(Saved entries)
——————————

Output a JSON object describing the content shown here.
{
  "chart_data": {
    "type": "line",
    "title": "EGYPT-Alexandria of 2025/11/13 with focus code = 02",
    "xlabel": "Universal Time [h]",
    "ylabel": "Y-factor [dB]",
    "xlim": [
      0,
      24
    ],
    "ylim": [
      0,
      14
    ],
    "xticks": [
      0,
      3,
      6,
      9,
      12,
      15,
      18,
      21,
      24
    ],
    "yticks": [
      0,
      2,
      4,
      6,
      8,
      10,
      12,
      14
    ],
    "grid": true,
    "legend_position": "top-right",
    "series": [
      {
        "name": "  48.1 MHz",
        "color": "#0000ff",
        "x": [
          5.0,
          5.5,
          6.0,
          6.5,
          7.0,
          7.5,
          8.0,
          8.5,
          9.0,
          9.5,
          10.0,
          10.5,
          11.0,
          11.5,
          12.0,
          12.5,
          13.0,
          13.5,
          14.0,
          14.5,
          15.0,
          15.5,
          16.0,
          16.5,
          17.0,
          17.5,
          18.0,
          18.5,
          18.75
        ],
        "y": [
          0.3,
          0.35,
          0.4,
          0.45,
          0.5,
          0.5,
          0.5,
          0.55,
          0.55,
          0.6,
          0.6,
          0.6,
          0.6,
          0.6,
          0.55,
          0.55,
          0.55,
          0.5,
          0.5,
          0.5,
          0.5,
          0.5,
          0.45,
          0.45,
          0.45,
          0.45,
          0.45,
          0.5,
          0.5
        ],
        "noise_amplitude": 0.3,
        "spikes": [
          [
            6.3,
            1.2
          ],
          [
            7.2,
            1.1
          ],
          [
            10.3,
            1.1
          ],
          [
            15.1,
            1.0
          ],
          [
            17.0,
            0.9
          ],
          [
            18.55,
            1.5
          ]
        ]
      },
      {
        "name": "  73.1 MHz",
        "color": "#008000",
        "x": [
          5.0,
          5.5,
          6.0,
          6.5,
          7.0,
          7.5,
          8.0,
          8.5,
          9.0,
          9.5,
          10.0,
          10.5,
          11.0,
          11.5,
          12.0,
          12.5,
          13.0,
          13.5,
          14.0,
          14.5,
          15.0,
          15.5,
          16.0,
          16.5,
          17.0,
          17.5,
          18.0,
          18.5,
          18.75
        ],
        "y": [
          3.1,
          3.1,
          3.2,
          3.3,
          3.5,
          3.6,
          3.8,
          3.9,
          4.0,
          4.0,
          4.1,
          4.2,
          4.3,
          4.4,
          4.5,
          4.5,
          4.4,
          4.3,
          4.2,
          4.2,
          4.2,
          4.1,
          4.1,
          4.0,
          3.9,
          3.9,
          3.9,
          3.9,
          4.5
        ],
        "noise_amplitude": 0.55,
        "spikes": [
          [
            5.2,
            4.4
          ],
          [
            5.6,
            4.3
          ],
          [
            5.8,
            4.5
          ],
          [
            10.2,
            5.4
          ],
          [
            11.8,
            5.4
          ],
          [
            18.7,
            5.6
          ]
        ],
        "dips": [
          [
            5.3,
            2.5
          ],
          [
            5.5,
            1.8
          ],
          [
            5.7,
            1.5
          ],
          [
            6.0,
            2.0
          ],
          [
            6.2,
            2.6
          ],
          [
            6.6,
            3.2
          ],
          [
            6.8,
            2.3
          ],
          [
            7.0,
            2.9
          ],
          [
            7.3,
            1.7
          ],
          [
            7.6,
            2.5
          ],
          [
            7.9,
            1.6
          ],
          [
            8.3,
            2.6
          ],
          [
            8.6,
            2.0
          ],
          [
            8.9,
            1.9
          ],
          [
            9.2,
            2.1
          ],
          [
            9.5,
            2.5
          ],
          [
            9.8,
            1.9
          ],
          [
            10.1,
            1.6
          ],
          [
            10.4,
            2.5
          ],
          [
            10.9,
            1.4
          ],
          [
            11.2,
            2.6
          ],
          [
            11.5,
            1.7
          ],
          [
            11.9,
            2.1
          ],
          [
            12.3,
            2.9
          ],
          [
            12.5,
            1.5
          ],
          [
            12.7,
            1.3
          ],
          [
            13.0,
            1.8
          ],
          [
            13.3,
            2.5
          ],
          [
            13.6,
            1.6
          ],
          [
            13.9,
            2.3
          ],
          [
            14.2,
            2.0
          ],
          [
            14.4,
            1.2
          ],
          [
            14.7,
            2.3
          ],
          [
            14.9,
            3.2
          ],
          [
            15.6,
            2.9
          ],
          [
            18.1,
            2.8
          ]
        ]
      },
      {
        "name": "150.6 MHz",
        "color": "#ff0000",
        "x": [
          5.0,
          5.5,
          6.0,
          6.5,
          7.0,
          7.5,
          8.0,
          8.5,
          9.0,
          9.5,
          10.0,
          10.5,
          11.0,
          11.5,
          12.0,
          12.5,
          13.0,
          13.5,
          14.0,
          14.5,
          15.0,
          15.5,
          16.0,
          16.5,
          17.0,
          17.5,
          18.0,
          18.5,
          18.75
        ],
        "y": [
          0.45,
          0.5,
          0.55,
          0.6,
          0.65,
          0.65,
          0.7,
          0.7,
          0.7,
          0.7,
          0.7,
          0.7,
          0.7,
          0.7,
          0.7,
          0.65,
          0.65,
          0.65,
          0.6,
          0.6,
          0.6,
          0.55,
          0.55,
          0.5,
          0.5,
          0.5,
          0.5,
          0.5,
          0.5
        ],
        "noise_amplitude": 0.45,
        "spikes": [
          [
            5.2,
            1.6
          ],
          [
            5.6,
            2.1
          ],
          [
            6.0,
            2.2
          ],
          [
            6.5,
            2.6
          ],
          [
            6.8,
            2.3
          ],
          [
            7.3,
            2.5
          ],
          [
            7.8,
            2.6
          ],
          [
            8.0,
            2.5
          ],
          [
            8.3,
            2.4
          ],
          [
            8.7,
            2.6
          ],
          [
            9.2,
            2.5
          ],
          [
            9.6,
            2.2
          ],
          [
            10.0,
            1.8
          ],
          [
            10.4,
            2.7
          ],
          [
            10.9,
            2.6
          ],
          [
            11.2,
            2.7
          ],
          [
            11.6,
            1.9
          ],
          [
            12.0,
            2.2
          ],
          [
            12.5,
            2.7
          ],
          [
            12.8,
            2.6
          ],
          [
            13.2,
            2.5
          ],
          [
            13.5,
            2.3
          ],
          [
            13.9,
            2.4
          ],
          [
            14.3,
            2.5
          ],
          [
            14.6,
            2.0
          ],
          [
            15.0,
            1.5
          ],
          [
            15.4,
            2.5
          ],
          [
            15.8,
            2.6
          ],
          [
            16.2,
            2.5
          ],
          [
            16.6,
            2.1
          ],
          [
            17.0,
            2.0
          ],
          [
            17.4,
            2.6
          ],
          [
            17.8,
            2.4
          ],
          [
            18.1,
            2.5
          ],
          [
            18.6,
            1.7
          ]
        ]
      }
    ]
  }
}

——————————

EXERCISE BRIEF —
Determine how many lines in the records contain "color", and reply with the number only.

ANSWER FOR THE TASK —
3